__Consegne da svolgere__
**a)** Nel brano sull'economia non osservata, da quando gli Stati membri adotteranno il Sec 2010?
**b)** Aggiorna il brano sull'economia non osservata riportandolo a partire da "L’Istat ha sistematizzato" e proseguendo fino a "rispetto al precedente.", con "contabilità pubblica" al posto di "contabilità nazionale".

__Estratto del documento__
----

L’Istat ha sistematizzato in un quadro analitico le diverse componenti della non-observed economy:
Fino ad oggi, in sede europea, si era convenuto di escludere l’economia illegale dalla contabilità nazionale in quanto la disomogeneità (alcune attività sono illegali in alcuni paesi ma legali in altri) e l’incertezza delle stime rendevano poco confrontabili i dati dei vari paesi. Solo pochi paesi dell’Ocse (Estonia, Lituania, Polonia, Slovacchia) comprendevano stime esplicite delle attività illecite nei loro dati relativi al Pil, introdotte in via sperimentale per uno o due anni. Ora, a partire da settembre 2014, gli Stati membri adotteranno il nuovo sistema europeo dei conti nazionali e regionali – Sec 2010 – in sostituzione del Sec 95. Il nuovo sistema, definito nel Regolamento Ue (549/2013) pubblicato il 26 giugno 2013, presenta alcune importanti differenze rispetto al precedente.

----

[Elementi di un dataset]
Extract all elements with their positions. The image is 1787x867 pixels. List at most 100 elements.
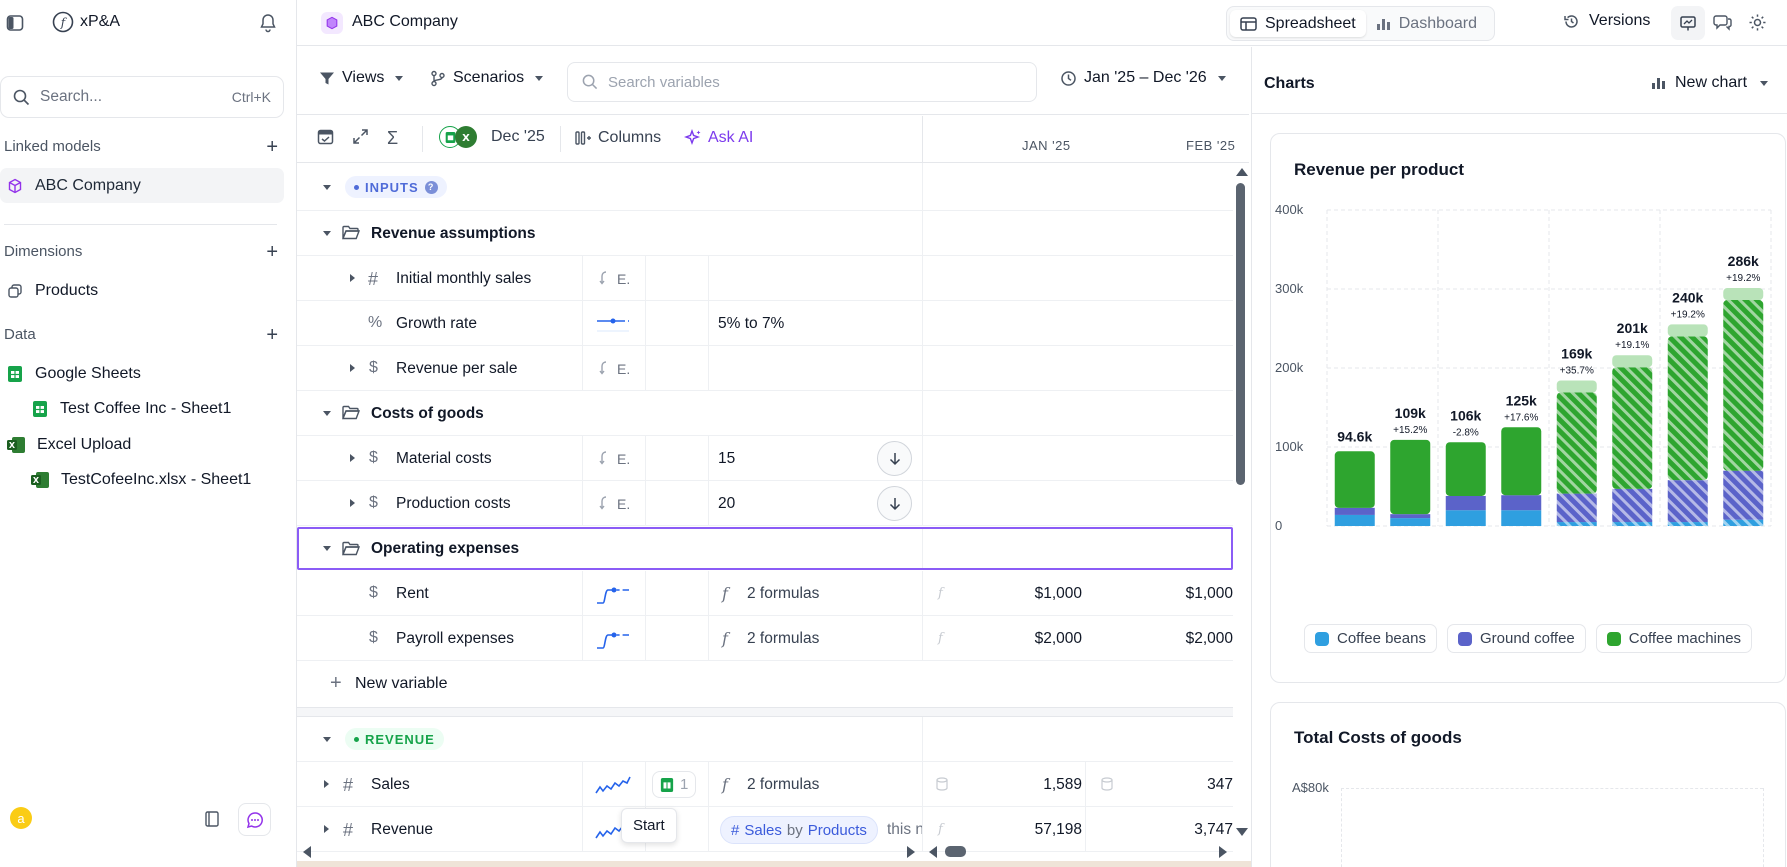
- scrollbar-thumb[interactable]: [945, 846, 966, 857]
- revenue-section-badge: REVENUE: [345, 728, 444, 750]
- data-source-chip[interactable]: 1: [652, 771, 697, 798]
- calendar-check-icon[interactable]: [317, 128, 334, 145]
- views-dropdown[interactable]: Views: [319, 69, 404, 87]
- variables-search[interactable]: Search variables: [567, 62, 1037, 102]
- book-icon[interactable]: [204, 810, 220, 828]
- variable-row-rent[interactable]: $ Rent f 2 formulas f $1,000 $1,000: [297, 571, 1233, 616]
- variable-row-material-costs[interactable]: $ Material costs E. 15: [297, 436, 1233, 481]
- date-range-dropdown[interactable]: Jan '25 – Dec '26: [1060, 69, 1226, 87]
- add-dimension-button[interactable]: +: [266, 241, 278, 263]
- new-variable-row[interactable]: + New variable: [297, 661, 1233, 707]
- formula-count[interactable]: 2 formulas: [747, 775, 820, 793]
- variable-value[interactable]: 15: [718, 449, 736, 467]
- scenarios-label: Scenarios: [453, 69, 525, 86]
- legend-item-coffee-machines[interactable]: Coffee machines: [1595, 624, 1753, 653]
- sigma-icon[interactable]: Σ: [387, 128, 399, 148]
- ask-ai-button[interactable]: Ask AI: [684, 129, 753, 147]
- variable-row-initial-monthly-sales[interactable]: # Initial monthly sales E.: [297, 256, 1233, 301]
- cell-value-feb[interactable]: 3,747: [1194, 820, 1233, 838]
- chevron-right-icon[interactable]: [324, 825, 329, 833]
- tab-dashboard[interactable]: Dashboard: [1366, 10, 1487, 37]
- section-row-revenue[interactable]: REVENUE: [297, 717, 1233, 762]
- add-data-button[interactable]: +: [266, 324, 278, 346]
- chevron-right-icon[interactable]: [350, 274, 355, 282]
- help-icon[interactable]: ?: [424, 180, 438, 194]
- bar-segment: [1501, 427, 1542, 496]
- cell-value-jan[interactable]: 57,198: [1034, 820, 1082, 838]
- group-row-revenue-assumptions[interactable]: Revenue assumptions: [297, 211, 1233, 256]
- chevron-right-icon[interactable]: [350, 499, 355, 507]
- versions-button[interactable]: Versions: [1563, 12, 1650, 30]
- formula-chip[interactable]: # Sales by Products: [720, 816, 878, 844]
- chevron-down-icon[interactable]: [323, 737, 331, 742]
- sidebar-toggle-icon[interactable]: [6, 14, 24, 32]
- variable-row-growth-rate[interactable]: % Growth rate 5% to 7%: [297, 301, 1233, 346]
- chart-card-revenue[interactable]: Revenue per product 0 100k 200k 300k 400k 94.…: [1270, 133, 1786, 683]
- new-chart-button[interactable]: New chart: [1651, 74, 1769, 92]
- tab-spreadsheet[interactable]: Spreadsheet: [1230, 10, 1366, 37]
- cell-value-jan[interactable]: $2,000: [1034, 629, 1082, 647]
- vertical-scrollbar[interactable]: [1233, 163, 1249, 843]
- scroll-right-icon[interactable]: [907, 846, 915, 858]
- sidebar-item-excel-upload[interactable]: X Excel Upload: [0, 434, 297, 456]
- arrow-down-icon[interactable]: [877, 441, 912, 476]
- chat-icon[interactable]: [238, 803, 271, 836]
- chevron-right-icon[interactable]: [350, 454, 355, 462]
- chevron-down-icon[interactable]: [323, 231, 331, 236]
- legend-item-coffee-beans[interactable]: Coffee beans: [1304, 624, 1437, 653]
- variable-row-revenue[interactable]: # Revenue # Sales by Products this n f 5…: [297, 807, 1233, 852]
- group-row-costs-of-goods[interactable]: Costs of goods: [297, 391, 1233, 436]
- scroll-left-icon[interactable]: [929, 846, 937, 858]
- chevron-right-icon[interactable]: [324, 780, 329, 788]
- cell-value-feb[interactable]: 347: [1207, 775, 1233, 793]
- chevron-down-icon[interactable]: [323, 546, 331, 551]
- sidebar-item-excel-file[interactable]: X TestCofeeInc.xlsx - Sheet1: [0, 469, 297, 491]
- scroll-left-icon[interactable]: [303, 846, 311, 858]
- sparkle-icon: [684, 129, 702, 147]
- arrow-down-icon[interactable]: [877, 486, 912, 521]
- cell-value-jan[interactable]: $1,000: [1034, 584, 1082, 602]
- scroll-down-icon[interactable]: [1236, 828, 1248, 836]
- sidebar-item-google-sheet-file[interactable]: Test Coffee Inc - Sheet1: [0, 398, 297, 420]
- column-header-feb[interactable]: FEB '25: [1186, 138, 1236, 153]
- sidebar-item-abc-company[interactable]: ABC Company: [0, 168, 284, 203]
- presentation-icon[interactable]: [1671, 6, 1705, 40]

----

__Soluzioni proposte__
**a)** A partire da settembre 2014.

**b)**
L’Istat ha sistematizzato in un quadro analitico le diverse componenti della non-observed economy:
Fino ad oggi, in sede europea, si era convenuto di escludere l’economia illegale dalla contabilità pubblica in quanto la disomogeneità (alcune attività sono illegali in alcuni paesi ma legali in altri) e l’incertezza delle stime rendevano poco confrontabili i dati dei vari paesi. Solo pochi paesi dell’Ocse (Estonia, Lituania, Polonia, Slovacchia) comprendevano stime esplicite delle attività illecite nei loro dati relativi al Pil, introdotte in via sperimentale per uno o due anni. Ora, a partire da settembre 2014, gli Stati membri adotteranno il nuovo sistema europeo dei conti nazionali e regionali – Sec 2010 – in sostituzione del Sec 95. Il nuovo sistema, definito nel Regolamento Ue (549/2013) pubblicato il 26 giugno 2013, presenta alcune importanti differenze rispetto al precedente.